§ PROMPT
The entries below are to be written out again without alteration.

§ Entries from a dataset
* * *
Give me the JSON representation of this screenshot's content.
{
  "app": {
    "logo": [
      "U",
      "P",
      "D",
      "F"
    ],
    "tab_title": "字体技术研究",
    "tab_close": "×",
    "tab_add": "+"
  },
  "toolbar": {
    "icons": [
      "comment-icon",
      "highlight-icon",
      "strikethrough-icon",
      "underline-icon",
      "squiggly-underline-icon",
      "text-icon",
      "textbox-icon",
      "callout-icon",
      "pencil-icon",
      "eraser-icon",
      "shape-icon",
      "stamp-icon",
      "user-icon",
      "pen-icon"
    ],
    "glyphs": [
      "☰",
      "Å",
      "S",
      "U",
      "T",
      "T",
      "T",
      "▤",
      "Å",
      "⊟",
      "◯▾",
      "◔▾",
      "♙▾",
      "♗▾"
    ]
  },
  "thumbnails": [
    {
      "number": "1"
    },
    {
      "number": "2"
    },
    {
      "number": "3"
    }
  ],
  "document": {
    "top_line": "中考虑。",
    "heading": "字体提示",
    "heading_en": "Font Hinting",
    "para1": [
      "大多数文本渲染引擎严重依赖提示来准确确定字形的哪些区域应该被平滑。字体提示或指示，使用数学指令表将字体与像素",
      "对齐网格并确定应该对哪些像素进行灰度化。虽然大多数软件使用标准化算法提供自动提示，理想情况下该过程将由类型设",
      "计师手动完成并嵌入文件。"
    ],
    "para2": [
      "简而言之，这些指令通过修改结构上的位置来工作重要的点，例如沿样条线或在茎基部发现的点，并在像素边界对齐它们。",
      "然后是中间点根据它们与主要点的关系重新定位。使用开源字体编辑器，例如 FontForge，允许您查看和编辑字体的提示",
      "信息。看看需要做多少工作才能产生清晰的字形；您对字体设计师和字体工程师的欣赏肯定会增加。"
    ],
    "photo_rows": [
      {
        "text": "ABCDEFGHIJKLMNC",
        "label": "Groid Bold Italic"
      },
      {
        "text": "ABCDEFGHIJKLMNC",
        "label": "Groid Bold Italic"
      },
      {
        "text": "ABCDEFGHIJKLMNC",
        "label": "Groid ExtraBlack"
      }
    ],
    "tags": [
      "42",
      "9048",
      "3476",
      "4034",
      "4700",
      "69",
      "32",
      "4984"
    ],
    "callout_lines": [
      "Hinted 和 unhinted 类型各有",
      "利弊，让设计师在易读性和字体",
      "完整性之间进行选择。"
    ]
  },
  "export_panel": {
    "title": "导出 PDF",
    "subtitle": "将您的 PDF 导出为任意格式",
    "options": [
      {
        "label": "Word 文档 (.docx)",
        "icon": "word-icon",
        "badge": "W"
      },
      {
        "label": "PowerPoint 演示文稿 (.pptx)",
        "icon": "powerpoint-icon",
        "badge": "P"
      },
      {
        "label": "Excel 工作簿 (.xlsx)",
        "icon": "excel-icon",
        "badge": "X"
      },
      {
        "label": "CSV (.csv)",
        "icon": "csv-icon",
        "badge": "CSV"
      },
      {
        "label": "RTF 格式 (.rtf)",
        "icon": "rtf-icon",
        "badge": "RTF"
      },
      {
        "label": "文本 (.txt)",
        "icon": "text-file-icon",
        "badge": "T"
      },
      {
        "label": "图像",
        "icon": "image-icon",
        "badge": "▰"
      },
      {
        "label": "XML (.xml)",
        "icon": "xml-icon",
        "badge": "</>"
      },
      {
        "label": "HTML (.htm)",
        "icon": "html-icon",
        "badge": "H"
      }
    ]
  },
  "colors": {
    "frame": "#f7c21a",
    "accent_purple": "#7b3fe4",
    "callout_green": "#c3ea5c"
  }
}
* * *
§ RESULT
Give me the JSON representation of this screenshot's content.
{
  "app": {
    "logo": [
      "U",
      "P",
      "D",
      "F"
    ],
    "tab_title": "字体技术研究",
    "tab_close": "×",
    "tab_add": "+"
  },
  "toolbar": {
    "icons": [
      "comment-icon",
      "highlight-icon",
      "strikethrough-icon",
      "underline-icon",
      "squiggly-underline-icon",
      "text-icon",
      "textbox-icon",
      "callout-icon",
      "pencil-icon",
      "eraser-icon",
      "shape-icon",
      "stamp-icon",
      "user-icon",
      "pen-icon"
    ],
    "glyphs": [
      "☰",
      "Å",
      "S",
      "U",
      "T",
      "T",
      "T",
      "▤",
      "Å",
      "⊟",
      "◯▾",
      "◔▾",
      "♙▾",
      "♗▾"
    ]
  },
  "thumbnails": [
    {
      "number": "1"
    },
    {
      "number": "2"
    },
    {
      "number": "3"
    }
  ],
  "document": {
    "top_line": "中考虑。",
    "heading": "字体提示",
    "heading_en": "Font Hinting",
    "para1": [
      "大多数文本渲染引擎严重依赖提示来准确确定字形的哪些区域应该被平滑。字体提示或指示，使用数学指令表将字体与像素",
      "对齐网格并确定应该对哪些像素进行灰度化。虽然大多数软件使用标准化算法提供自动提示，理想情况下该过程将由类型设",
      "计师手动完成并嵌入文件。"
    ],
    "para2": [
      "简而言之，这些指令通过修改结构上的位置来工作重要的点，例如沿样条线或在茎基部发现的点，并在像素边界对齐它们。",
      "然后是中间点根据它们与主要点的关系重新定位。使用开源字体编辑器，例如 FontForge，允许您查看和编辑字体的提示",
      "信息。看看需要做多少工作才能产生清晰的字形；您对字体设计师和字体工程师的欣赏肯定会增加。"
    ],
    "photo_rows": [
      {
        "text": "ABCDEFGHIJKLMNC",
        "label": "Groid Bold Italic"
      },
      {
        "text": "ABCDEFGHIJKLMNC",
        "label": "Groid Bold Italic"
      },
      {
        "text": "ABCDEFGHIJKLMNC",
        "label": "Groid ExtraBlack"
      }
    ],
    "tags": [
      "42",
      "9048",
      "3476",
      "4034",
      "4700",
      "69",
      "32",
      "4984"
    ],
    "callout_lines": [
      "Hinted 和 unhinted 类型各有",
      "利弊，让设计师在易读性和字体",
      "完整性之间进行选择。"
    ]
  },
  "export_panel": {
    "title": "导出 PDF",
    "subtitle": "将您的 PDF 导出为任意格式",
    "options": [
      {
        "label": "Word 文档 (.docx)",
        "icon": "word-icon",
        "badge": "W"
      },
      {
        "label": "PowerPoint 演示文稿 (.pptx)",
        "icon": "powerpoint-icon",
        "badge": "P"
      },
      {
        "label": "Excel 工作簿 (.xlsx)",
        "icon": "excel-icon",
        "badge": "X"
      },
      {
        "label": "CSV (.csv)",
        "icon": "csv-icon",
        "badge": "CSV"
      },
      {
        "label": "RTF 格式 (.rtf)",
        "icon": "rtf-icon",
        "badge": "RTF"
      },
      {
        "label": "文本 (.txt)",
        "icon": "text-file-icon",
        "badge": "T"
      },
      {
        "label": "图像",
        "icon": "image-icon",
        "badge": "▰"
      },
      {
        "label": "XML (.xml)",
        "icon": "xml-icon",
        "badge": "</>"
      },
      {
        "label": "HTML (.htm)",
        "icon": "html-icon",
        "badge": "H"
      }
    ]
  },
  "colors": {
    "frame": "#f7c21a",
    "accent_purple": "#7b3fe4",
    "callout_green": "#c3ea5c"
  }
}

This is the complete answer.